• Records for processing
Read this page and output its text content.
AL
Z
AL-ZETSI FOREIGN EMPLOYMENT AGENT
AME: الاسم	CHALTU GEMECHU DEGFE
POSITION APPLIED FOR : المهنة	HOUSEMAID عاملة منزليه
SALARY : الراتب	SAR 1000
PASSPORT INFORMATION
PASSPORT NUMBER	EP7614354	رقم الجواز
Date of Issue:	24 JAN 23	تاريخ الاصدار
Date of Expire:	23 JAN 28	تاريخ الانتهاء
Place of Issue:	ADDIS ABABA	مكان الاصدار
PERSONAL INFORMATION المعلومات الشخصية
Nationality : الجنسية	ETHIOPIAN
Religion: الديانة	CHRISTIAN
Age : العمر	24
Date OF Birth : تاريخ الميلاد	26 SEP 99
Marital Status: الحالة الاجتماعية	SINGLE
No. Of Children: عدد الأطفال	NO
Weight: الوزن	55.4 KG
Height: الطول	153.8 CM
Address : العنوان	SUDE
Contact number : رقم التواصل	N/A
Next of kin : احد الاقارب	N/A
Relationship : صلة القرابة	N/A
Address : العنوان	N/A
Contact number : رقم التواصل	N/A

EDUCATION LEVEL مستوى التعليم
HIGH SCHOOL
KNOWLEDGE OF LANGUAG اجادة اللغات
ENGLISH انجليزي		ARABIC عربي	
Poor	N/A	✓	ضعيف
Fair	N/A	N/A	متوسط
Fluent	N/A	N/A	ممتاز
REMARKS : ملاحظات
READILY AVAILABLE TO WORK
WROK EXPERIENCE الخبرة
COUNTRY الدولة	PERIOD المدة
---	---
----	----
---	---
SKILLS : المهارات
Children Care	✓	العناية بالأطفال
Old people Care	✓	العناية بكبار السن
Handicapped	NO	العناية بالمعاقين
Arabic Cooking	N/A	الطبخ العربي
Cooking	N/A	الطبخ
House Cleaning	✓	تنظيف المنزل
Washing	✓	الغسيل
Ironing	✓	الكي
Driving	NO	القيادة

• Exercise task
Copy whichever lines in the listing above contain the word "PASSPORT".

• Response below
PASSPORT INFORMATION
PASSPORT NUMBER	EP7614354	رقم الجواز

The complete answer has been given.